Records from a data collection
***

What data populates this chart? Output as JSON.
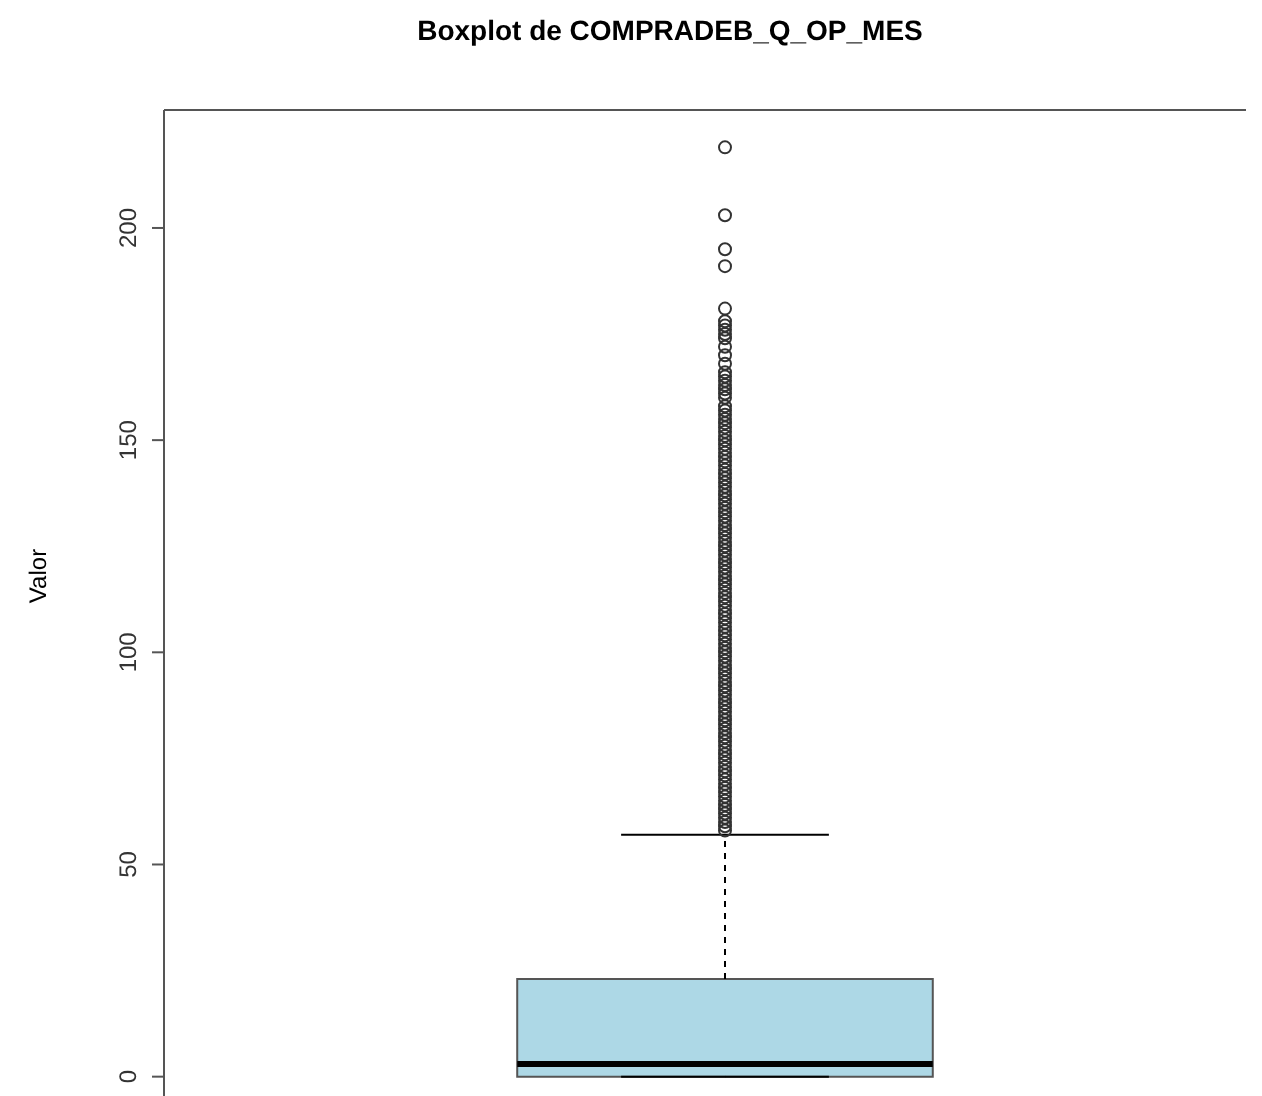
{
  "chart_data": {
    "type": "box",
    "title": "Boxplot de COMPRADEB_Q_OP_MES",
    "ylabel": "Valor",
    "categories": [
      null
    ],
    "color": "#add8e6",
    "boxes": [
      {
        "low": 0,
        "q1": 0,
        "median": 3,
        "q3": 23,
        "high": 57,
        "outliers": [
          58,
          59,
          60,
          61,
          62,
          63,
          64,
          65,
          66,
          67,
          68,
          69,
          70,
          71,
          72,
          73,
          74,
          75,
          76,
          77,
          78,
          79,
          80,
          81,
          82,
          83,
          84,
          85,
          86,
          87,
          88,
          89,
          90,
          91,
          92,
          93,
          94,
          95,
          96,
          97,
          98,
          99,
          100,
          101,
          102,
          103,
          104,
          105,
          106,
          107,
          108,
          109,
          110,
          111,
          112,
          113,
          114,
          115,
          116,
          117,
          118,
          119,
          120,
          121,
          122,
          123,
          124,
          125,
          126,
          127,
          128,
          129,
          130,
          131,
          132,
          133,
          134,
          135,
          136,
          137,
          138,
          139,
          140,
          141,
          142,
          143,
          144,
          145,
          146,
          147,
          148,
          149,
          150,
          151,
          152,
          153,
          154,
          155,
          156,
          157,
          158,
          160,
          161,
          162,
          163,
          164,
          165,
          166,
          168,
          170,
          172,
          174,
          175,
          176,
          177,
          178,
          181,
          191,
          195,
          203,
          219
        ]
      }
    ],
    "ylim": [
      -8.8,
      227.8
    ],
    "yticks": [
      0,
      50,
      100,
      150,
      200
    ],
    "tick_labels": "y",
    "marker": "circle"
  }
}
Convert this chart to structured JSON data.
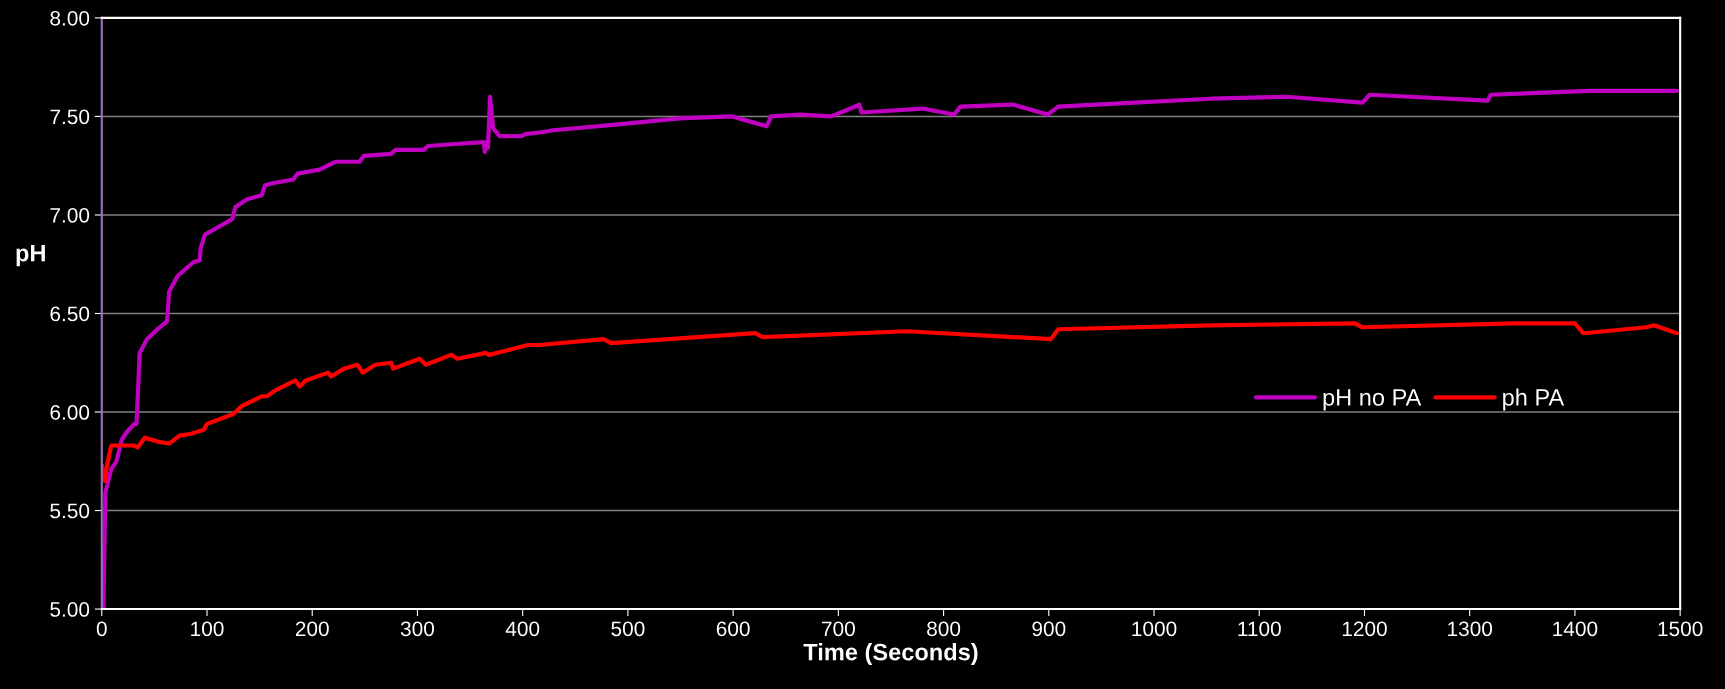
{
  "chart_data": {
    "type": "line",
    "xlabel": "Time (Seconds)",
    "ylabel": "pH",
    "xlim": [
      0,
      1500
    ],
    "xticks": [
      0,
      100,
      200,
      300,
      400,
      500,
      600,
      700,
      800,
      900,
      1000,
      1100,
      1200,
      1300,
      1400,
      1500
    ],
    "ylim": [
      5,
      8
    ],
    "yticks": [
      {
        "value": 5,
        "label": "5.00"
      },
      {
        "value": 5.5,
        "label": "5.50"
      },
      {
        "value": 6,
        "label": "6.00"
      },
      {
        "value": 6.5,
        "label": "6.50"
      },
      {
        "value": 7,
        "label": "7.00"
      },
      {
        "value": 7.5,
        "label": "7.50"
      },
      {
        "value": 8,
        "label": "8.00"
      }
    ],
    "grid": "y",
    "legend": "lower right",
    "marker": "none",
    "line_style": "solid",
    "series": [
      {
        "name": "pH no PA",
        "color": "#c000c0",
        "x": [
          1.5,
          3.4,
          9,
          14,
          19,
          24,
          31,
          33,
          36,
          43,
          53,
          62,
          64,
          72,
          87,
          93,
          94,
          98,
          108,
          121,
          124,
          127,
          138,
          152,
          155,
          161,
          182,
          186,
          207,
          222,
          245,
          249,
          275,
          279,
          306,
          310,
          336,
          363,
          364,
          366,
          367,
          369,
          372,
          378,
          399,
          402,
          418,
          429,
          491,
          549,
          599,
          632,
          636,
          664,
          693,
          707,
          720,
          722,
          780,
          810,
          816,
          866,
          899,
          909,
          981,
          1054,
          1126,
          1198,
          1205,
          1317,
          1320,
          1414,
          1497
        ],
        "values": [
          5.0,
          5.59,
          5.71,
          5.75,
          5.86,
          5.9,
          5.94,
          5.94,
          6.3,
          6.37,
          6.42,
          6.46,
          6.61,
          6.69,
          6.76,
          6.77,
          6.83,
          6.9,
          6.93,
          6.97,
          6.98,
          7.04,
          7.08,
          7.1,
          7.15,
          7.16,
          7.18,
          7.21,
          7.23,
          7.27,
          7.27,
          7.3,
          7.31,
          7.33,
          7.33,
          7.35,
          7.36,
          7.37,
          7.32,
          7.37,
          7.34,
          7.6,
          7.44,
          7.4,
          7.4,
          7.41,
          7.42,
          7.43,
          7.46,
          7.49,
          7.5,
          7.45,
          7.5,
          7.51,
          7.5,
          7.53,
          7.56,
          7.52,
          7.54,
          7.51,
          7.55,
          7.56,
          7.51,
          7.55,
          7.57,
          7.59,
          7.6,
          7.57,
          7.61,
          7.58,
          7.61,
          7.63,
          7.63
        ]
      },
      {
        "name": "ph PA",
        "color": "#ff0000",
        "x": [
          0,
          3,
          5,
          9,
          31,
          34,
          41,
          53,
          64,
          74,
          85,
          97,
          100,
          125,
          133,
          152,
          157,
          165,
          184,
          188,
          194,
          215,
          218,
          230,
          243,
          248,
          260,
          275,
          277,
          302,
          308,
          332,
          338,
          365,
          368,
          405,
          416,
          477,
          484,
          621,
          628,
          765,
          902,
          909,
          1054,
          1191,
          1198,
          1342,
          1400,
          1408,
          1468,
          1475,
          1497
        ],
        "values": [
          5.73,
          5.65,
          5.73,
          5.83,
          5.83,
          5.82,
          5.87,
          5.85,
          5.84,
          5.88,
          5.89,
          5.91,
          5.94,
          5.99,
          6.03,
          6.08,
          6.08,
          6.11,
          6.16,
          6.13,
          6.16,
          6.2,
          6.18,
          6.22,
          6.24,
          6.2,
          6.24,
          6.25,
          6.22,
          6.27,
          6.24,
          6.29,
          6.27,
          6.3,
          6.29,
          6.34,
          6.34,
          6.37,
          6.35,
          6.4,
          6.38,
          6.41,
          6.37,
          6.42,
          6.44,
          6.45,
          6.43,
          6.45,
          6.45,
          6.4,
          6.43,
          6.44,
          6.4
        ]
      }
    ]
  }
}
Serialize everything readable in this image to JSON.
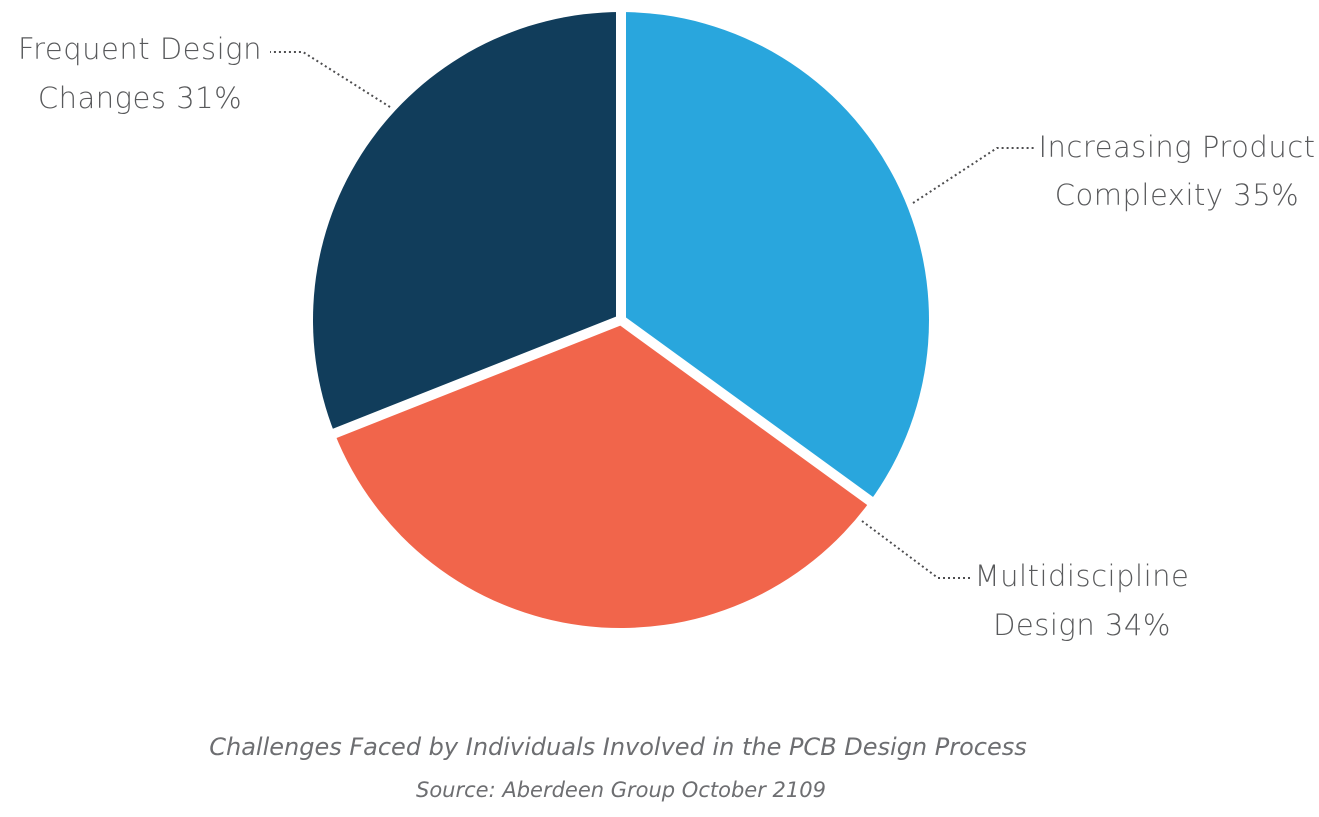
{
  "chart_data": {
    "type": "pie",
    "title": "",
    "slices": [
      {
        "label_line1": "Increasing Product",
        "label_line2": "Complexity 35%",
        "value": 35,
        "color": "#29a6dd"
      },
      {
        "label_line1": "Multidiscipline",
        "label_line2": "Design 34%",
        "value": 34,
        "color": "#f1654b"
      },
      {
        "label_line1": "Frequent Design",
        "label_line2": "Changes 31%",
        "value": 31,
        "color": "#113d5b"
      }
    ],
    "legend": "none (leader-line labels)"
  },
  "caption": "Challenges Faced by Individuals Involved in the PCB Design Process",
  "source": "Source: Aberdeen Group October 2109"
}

***

■ **STATED EXERCISE**:
Copy out each line of the data containing the string "this".

■ **SOLUTION TO THE EXERCISE**:
What data populates this chart? Output as JSON.
Convert this chart to structured JSON data.
Serialize everything readable in this image to JSON.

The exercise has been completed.